● **Set exercise**
Repeat word for word everything from the line containing "Convert this screenshot" to the end of the listing, first and last lines included, and only that.

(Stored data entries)
• • • • • • •

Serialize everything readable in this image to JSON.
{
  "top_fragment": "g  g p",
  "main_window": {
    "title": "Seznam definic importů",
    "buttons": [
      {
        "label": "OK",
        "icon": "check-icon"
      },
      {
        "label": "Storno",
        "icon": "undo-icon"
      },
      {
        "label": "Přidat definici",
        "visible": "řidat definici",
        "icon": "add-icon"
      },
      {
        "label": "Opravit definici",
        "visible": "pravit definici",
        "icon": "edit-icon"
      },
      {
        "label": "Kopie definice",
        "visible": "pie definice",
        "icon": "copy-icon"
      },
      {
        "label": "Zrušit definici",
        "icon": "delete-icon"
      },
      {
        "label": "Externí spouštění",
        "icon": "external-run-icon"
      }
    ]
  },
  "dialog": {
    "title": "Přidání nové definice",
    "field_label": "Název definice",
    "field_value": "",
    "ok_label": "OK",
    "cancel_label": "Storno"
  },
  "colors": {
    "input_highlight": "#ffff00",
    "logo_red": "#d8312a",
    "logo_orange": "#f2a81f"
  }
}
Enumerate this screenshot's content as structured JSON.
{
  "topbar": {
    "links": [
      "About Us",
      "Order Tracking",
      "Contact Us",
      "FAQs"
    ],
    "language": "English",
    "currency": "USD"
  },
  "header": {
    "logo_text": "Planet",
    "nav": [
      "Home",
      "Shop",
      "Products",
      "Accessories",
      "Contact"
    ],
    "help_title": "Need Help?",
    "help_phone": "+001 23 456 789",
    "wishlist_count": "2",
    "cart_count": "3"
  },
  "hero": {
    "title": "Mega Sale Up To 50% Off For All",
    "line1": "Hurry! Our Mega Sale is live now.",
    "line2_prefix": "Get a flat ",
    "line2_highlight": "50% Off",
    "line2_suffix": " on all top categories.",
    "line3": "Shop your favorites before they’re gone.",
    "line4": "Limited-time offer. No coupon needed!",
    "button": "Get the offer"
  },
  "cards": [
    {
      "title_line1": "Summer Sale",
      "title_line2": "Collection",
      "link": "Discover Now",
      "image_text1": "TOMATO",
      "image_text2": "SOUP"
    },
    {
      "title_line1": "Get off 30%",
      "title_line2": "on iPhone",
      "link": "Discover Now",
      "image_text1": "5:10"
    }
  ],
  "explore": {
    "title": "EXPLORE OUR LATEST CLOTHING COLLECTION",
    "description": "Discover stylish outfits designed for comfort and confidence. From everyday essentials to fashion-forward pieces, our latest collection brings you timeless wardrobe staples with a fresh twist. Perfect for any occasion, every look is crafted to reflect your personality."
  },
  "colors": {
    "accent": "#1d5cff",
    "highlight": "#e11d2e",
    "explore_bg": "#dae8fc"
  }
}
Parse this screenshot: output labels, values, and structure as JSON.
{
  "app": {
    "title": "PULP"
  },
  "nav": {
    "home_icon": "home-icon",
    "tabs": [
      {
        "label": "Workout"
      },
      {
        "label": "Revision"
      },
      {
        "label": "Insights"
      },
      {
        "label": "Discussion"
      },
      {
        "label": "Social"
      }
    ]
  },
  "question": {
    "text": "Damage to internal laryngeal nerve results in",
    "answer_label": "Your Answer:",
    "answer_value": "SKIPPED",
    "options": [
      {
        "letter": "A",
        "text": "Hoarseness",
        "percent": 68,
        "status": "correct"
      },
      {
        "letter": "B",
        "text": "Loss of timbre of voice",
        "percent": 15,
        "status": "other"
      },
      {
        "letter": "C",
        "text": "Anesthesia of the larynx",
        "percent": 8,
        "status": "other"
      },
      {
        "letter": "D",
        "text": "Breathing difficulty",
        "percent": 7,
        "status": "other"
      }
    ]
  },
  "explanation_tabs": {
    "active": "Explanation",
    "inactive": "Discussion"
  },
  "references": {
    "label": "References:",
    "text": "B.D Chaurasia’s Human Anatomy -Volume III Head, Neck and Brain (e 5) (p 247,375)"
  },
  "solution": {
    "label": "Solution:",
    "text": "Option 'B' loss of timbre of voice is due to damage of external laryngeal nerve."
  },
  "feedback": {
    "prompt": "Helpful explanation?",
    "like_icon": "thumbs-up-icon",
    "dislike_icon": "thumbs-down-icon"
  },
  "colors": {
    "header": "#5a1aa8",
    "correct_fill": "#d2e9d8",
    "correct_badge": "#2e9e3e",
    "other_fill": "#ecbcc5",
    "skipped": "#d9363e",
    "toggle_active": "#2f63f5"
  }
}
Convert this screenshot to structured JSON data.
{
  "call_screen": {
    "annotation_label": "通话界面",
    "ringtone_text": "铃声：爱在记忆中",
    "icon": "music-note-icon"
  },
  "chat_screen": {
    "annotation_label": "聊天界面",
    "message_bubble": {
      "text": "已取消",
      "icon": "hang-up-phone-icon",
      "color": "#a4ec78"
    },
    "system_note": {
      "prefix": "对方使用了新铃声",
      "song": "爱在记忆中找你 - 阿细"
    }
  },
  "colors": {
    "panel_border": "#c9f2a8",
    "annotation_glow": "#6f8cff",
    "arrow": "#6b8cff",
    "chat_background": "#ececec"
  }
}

• • • • • • •

● **Answer to the exercise**
Convert this screenshot to structured JSON data.
{
  "call_screen": {
    "annotation_label": "通话界面",
    "ringtone_text": "铃声：爱在记忆中",
    "icon": "music-note-icon"
  },
  "chat_screen": {
    "annotation_label": "聊天界面",
    "message_bubble": {
      "text": "已取消",
      "icon": "hang-up-phone-icon",
      "color": "#a4ec78"
    },
    "system_note": {
      "prefix": "对方使用了新铃声",
      "song": "爱在记忆中找你 - 阿细"
    }
  },
  "colors": {
    "panel_border": "#c9f2a8",
    "annotation_glow": "#6f8cff",
    "arrow": "#6b8cff",
    "chat_background": "#ececec"
  }
}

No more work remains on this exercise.